▸ **Challenge**
Can all of these lines be returned exactly?

▸ **Information given**
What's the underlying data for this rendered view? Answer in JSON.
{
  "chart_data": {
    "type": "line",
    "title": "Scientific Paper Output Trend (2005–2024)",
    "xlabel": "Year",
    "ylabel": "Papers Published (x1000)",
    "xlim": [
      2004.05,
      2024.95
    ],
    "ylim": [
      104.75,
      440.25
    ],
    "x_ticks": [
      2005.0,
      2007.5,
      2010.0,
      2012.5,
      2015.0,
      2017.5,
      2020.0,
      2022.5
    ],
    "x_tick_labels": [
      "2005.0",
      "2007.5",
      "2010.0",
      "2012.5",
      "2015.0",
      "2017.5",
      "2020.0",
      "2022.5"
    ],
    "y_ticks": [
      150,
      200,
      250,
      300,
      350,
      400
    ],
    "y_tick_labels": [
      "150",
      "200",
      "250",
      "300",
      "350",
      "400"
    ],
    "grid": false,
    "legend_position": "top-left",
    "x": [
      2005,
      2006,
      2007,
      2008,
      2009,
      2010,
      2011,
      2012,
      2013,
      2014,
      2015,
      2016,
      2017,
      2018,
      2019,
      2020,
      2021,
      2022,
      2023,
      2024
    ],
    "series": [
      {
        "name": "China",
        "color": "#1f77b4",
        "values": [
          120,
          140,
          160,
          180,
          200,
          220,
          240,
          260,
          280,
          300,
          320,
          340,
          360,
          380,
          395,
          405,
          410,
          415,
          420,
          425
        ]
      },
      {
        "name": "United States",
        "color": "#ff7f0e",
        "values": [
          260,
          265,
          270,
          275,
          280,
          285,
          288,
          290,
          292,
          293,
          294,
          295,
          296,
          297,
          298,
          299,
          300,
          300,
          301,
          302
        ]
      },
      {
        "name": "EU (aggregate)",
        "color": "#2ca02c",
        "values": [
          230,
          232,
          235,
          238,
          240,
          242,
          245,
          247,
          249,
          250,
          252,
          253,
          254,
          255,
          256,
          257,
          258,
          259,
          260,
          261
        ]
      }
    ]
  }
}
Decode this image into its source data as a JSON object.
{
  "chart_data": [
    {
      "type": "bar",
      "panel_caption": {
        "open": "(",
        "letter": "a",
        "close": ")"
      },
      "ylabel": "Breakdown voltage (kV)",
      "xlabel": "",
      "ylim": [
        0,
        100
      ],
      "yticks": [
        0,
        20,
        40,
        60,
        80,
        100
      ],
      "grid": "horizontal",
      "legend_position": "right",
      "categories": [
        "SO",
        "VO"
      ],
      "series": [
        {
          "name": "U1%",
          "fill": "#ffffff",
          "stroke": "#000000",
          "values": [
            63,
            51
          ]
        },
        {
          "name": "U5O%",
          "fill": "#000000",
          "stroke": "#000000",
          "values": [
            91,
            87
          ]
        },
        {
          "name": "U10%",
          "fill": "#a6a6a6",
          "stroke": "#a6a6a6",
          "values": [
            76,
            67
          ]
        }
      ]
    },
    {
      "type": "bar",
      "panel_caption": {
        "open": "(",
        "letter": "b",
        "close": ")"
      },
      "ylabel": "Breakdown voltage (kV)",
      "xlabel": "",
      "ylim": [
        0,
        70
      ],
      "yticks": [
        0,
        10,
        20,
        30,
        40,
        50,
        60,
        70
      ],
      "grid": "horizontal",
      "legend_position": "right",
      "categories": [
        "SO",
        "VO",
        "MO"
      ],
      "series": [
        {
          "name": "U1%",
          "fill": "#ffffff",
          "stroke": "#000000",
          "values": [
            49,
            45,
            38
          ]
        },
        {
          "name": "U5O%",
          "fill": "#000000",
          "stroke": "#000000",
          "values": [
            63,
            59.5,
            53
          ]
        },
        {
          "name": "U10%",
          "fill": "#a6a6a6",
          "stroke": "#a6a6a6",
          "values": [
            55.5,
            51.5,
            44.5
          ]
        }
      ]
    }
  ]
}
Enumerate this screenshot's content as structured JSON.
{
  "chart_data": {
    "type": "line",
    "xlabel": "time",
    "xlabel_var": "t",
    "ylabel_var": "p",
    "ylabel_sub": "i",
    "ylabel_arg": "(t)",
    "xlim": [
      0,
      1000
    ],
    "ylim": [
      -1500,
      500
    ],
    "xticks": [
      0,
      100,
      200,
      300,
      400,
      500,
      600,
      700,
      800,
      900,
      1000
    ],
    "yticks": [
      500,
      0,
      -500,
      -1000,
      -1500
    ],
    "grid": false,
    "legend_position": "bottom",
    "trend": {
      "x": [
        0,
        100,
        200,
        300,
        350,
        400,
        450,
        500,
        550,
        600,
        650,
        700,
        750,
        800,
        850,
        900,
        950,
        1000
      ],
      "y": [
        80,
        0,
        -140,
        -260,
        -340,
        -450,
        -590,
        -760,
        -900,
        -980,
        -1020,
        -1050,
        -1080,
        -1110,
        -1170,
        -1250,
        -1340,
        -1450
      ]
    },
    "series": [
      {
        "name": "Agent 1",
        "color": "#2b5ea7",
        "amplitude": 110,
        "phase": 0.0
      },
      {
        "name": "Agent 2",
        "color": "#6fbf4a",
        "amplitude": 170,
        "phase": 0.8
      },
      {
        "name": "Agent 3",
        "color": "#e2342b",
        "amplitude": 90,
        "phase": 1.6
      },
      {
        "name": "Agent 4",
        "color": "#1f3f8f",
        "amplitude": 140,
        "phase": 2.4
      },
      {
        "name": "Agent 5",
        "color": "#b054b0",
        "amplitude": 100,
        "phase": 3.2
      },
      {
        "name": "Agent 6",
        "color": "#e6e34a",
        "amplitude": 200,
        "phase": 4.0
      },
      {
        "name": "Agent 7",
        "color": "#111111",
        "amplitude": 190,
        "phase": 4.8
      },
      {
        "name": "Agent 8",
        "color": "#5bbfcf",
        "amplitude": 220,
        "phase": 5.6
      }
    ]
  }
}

▸ **Answer in full**
What's the underlying data for this rendered view? Answer in JSON.
{
  "chart_data": {
    "type": "line",
    "title": "Scientific Paper Output Trend (2005–2024)",
    "xlabel": "Year",
    "ylabel": "Papers Published (x1000)",
    "xlim": [
      2004.05,
      2024.95
    ],
    "ylim": [
      104.75,
      440.25
    ],
    "x_ticks": [
      2005.0,
      2007.5,
      2010.0,
      2012.5,
      2015.0,
      2017.5,
      2020.0,
      2022.5
    ],
    "x_tick_labels": [
      "2005.0",
      "2007.5",
      "2010.0",
      "2012.5",
      "2015.0",
      "2017.5",
      "2020.0",
      "2022.5"
    ],
    "y_ticks": [
      150,
      200,
      250,
      300,
      350,
      400
    ],
    "y_tick_labels": [
      "150",
      "200",
      "250",
      "300",
      "350",
      "400"
    ],
    "grid": false,
    "legend_position": "top-left",
    "x": [
      2005,
      2006,
      2007,
      2008,
      2009,
      2010,
      2011,
      2012,
      2013,
      2014,
      2015,
      2016,
      2017,
      2018,
      2019,
      2020,
      2021,
      2022,
      2023,
      2024
    ],
    "series": [
      {
        "name": "China",
        "color": "#1f77b4",
        "values": [
          120,
          140,
          160,
          180,
          200,
          220,
          240,
          260,
          280,
          300,
          320,
          340,
          360,
          380,
          395,
          405,
          410,
          415,
          420,
          425
        ]
      },
      {
        "name": "United States",
        "color": "#ff7f0e",
        "values": [
          260,
          265,
          270,
          275,
          280,
          285,
          288,
          290,
          292,
          293,
          294,
          295,
          296,
          297,
          298,
          299,
          300,
          300,
          301,
          302
        ]
      },
      {
        "name": "EU (aggregate)",
        "color": "#2ca02c",
        "values": [
          230,
          232,
          235,
          238,
          240,
          242,
          245,
          247,
          249,
          250,
          252,
          253,
          254,
          255,
          256,
          257,
          258,
          259,
          260,
          261
        ]
      }
    ]
  }
}
Decode this image into its source data as a JSON object.
{
  "chart_data": [
    {
      "type": "bar",
      "panel_caption": {
        "open": "(",
        "letter": "a",
        "close": ")"
      },
      "ylabel": "Breakdown voltage (kV)",
      "xlabel": "",
      "ylim": [
        0,
        100
      ],
      "yticks": [
        0,
        20,
        40,
        60,
        80,
        100
      ],
      "grid": "horizontal",
      "legend_position": "right",
      "categories": [
        "SO",
        "VO"
      ],
      "series": [
        {
          "name": "U1%",
          "fill": "#ffffff",
          "stroke": "#000000",
          "values": [
            63,
            51
          ]
        },
        {
          "name": "U5O%",
          "fill": "#000000",
          "stroke": "#000000",
          "values": [
            91,
            87
          ]
        },
        {
          "name": "U10%",
          "fill": "#a6a6a6",
          "stroke": "#a6a6a6",
          "values": [
            76,
            67
          ]
        }
      ]
    },
    {
      "type": "bar",
      "panel_caption": {
        "open": "(",
        "letter": "b",
        "close": ")"
      },
      "ylabel": "Breakdown voltage (kV)",
      "xlabel": "",
      "ylim": [
        0,
        70
      ],
      "yticks": [
        0,
        10,
        20,
        30,
        40,
        50,
        60,
        70
      ],
      "grid": "horizontal",
      "legend_position": "right",
      "categories": [
        "SO",
        "VO",
        "MO"
      ],
      "series": [
        {
          "name": "U1%",
          "fill": "#ffffff",
          "stroke": "#000000",
          "values": [
            49,
            45,
            38
          ]
        },
        {
          "name": "U5O%",
          "fill": "#000000",
          "stroke": "#000000",
          "values": [
            63,
            59.5,
            53
          ]
        },
        {
          "name": "U10%",
          "fill": "#a6a6a6",
          "stroke": "#a6a6a6",
          "values": [
            55.5,
            51.5,
            44.5
          ]
        }
      ]
    }
  ]
}
Enumerate this screenshot's content as structured JSON.
{
  "chart_data": {
    "type": "line",
    "xlabel": "time",
    "xlabel_var": "t",
    "ylabel_var": "p",
    "ylabel_sub": "i",
    "ylabel_arg": "(t)",
    "xlim": [
      0,
      1000
    ],
    "ylim": [
      -1500,
      500
    ],
    "xticks": [
      0,
      100,
      200,
      300,
      400,
      500,
      600,
      700,
      800,
      900,
      1000
    ],
    "yticks": [
      500,
      0,
      -500,
      -1000,
      -1500
    ],
    "grid": false,
    "legend_position": "bottom",
    "trend": {
      "x": [
        0,
        100,
        200,
        300,
        350,
        400,
        450,
        500,
        550,
        600,
        650,
        700,
        750,
        800,
        850,
        900,
        950,
        1000
      ],
      "y": [
        80,
        0,
        -140,
        -260,
        -340,
        -450,
        -590,
        -760,
        -900,
        -980,
        -1020,
        -1050,
        -1080,
        -1110,
        -1170,
        -1250,
        -1340,
        -1450
      ]
    },
    "series": [
      {
        "name": "Agent 1",
        "color": "#2b5ea7",
        "amplitude": 110,
        "phase": 0.0
      },
      {
        "name": "Agent 2",
        "color": "#6fbf4a",
        "amplitude": 170,
        "phase": 0.8
      },
      {
        "name": "Agent 3",
        "color": "#e2342b",
        "amplitude": 90,
        "phase": 1.6
      },
      {
        "name": "Agent 4",
        "color": "#1f3f8f",
        "amplitude": 140,
        "phase": 2.4
      },
      {
        "name": "Agent 5",
        "color": "#b054b0",
        "amplitude": 100,
        "phase": 3.2
      },
      {
        "name": "Agent 6",
        "color": "#e6e34a",
        "amplitude": 200,
        "phase": 4.0
      },
      {
        "name": "Agent 7",
        "color": "#111111",
        "amplitude": 190,
        "phase": 4.8
      },
      {
        "name": "Agent 8",
        "color": "#5bbfcf",
        "amplitude": 220,
        "phase": 5.6
      }
    ]
  }
}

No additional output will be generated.